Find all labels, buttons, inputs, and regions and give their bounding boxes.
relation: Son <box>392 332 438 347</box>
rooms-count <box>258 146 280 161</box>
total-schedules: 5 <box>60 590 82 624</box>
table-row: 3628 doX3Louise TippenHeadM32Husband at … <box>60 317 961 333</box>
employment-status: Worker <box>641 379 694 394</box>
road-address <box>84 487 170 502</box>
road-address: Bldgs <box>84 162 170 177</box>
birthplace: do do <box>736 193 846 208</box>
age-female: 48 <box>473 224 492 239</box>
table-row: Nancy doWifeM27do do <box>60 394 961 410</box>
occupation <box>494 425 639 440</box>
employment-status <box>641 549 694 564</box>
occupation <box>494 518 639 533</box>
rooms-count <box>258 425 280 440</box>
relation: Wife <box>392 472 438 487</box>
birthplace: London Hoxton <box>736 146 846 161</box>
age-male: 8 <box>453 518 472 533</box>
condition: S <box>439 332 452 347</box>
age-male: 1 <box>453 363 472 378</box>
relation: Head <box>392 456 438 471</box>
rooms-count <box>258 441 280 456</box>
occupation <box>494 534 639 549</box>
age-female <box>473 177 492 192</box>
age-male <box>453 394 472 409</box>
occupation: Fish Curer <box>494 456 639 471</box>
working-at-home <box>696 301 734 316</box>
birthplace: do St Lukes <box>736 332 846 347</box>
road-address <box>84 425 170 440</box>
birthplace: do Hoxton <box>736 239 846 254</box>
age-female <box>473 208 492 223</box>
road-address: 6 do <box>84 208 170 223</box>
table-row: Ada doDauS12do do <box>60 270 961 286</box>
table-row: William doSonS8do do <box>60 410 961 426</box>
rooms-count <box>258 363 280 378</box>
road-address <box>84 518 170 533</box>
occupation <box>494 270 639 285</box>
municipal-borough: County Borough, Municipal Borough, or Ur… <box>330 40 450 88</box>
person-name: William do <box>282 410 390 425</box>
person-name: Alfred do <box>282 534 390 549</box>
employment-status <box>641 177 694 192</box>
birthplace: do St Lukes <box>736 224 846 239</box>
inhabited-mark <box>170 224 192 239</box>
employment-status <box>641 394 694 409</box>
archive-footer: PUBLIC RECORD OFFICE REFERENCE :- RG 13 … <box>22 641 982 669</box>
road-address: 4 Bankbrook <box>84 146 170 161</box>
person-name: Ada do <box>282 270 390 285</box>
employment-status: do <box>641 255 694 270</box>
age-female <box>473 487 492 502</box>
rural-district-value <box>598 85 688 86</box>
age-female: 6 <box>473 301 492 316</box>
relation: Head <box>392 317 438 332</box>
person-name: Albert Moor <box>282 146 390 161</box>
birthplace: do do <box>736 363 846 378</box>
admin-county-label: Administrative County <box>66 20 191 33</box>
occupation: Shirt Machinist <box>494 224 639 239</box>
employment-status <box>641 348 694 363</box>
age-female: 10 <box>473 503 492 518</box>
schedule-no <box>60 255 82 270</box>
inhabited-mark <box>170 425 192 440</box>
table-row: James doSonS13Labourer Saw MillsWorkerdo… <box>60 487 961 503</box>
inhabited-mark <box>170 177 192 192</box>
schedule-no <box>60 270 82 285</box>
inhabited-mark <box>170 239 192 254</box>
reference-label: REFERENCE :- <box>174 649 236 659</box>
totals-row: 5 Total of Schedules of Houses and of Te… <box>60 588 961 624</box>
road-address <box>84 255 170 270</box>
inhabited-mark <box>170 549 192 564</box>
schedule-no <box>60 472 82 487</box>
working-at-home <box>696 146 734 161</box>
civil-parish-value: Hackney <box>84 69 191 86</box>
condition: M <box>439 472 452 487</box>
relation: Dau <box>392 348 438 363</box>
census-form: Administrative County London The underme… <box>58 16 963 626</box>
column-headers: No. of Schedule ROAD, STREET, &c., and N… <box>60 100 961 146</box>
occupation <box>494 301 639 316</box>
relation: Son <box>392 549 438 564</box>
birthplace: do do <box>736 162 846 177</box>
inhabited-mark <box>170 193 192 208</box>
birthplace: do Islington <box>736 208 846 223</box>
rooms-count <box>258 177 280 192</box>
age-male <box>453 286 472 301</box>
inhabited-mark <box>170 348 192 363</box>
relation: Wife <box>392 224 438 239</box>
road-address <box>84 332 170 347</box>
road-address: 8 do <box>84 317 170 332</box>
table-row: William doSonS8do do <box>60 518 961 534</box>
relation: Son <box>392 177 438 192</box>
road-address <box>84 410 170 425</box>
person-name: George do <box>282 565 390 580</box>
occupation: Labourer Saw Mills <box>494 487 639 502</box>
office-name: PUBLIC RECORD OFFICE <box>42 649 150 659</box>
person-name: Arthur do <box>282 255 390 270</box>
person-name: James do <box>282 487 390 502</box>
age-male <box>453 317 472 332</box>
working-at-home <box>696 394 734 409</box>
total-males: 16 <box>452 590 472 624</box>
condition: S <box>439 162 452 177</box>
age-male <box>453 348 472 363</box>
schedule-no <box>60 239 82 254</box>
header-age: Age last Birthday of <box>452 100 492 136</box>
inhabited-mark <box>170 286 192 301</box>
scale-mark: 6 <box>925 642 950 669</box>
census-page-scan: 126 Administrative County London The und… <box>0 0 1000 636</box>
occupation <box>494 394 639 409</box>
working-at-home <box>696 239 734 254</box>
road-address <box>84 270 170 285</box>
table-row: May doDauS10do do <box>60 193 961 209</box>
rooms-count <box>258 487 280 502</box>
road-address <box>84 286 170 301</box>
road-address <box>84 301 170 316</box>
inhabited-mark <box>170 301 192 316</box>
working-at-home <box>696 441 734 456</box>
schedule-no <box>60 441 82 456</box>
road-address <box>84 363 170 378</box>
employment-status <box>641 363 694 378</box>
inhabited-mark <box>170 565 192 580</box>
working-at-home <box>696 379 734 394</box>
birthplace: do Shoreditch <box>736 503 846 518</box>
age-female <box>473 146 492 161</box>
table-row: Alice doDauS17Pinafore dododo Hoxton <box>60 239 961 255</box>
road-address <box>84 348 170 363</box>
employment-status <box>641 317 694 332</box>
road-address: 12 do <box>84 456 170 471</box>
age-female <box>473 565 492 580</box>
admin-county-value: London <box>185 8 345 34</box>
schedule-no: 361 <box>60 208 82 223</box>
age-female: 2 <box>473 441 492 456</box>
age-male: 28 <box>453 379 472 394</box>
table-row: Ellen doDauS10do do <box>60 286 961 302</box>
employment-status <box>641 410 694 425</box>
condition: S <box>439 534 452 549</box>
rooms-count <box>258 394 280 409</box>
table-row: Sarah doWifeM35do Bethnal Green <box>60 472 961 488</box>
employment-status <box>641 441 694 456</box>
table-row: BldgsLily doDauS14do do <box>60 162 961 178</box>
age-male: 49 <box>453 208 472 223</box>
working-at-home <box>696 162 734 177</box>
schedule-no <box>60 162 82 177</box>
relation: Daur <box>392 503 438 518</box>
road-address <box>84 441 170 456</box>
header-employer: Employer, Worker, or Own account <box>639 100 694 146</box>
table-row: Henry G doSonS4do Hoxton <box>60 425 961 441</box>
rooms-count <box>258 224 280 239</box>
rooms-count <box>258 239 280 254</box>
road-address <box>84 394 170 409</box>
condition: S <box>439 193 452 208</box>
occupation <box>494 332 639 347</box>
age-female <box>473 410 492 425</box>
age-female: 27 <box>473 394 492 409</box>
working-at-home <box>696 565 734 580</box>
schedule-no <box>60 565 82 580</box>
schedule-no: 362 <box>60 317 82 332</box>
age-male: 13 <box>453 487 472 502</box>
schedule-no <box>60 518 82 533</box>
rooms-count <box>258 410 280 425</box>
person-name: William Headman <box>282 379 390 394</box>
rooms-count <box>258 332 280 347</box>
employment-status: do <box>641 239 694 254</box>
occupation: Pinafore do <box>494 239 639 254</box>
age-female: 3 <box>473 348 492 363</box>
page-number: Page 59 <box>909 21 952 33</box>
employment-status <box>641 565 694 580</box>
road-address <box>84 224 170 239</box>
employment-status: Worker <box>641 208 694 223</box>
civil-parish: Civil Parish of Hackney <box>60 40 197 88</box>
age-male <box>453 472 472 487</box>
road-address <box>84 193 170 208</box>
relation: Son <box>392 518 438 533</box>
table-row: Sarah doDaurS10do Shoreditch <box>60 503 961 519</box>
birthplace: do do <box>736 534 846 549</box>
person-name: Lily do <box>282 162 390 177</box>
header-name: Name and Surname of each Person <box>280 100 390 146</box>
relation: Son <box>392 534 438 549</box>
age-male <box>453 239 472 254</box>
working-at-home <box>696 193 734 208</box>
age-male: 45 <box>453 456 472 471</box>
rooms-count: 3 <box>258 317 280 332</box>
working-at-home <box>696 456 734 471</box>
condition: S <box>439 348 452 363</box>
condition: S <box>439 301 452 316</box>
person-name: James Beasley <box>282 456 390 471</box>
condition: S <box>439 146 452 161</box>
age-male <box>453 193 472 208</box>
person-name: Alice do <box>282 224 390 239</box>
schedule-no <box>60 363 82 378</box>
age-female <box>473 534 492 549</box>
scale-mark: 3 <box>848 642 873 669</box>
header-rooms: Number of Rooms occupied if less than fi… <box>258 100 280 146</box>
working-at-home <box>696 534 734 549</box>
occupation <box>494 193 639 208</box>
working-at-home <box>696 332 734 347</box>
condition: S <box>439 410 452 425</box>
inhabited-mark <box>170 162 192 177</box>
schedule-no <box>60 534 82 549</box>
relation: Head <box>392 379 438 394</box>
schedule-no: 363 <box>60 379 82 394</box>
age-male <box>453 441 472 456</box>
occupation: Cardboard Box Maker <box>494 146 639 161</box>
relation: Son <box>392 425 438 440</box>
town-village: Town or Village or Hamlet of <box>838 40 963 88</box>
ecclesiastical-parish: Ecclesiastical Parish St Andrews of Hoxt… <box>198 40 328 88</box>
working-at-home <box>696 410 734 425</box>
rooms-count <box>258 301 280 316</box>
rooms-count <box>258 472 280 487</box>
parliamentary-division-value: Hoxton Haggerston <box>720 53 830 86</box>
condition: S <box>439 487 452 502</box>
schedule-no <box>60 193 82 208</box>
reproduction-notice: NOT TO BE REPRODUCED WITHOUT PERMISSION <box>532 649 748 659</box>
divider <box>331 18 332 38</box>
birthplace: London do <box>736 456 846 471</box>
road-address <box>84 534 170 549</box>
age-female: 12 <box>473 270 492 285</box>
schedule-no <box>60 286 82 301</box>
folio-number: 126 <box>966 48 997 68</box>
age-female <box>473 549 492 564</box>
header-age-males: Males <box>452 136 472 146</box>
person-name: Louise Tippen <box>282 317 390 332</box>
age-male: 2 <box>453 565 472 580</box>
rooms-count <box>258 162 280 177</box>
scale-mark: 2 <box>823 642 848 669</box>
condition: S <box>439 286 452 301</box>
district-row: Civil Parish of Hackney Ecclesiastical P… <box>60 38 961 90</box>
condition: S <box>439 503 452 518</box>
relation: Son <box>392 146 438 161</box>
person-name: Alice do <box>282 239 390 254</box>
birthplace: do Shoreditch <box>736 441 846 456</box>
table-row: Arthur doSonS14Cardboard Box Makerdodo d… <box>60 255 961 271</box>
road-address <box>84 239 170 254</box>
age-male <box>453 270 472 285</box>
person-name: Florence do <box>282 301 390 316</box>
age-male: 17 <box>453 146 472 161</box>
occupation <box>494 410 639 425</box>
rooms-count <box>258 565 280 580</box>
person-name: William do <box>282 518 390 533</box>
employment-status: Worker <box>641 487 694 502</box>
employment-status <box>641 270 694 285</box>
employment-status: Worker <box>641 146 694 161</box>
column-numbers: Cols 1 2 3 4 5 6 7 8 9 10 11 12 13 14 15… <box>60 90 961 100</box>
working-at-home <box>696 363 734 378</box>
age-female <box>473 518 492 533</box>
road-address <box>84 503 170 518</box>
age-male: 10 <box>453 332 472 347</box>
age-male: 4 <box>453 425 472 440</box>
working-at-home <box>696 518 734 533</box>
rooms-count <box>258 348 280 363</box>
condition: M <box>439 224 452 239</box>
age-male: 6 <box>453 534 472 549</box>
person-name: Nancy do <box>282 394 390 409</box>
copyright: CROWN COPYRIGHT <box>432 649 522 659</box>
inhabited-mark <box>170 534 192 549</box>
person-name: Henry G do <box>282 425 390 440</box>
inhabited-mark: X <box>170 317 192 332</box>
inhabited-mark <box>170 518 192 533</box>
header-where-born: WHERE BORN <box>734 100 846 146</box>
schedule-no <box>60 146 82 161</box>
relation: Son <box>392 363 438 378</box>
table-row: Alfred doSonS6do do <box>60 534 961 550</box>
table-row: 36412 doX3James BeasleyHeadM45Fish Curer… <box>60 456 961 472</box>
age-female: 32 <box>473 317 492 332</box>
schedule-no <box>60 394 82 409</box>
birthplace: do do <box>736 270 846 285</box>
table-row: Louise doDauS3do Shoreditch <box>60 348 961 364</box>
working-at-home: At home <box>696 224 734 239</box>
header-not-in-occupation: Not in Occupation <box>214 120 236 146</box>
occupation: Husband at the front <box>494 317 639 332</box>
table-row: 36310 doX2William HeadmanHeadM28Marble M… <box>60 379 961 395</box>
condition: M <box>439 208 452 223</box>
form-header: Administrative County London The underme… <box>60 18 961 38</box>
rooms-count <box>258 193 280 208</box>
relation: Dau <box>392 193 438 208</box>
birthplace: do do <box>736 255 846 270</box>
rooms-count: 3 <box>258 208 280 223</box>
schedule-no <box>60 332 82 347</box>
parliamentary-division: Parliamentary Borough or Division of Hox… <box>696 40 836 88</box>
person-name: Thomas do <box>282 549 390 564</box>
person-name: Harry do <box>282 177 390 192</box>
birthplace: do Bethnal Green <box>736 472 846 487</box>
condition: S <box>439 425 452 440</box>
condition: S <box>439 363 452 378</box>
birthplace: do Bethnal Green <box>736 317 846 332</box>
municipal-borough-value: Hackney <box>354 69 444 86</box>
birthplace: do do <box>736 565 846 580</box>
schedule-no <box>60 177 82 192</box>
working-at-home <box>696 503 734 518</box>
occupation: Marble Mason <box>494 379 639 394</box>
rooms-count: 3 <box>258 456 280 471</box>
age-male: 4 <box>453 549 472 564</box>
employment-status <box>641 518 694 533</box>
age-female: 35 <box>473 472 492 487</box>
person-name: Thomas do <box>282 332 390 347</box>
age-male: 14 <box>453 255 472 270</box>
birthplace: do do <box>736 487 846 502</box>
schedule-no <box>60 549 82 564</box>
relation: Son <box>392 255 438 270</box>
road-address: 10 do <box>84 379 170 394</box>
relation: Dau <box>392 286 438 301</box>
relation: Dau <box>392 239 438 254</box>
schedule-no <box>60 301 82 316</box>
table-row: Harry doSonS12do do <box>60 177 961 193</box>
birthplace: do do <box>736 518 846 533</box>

— STATED GOAL —
Copy the material word for word, beginning with its first line and stopping after the line containing "occupation <box>494 518 639 533</box>".

— EXERCISE RESPONSE —
Find all labels, buttons, inputs, and regions and give their bounding boxes.
relation: Son <box>392 332 438 347</box>
rooms-count <box>258 146 280 161</box>
total-schedules: 5 <box>60 590 82 624</box>
table-row: 3628 doX3Louise TippenHeadM32Husband at … <box>60 317 961 333</box>
employment-status: Worker <box>641 379 694 394</box>
road-address <box>84 487 170 502</box>
road-address: Bldgs <box>84 162 170 177</box>
birthplace: do do <box>736 193 846 208</box>
age-female: 48 <box>473 224 492 239</box>
table-row: Nancy doWifeM27do do <box>60 394 961 410</box>
occupation <box>494 425 639 440</box>
employment-status <box>641 549 694 564</box>
occupation <box>494 518 639 533</box>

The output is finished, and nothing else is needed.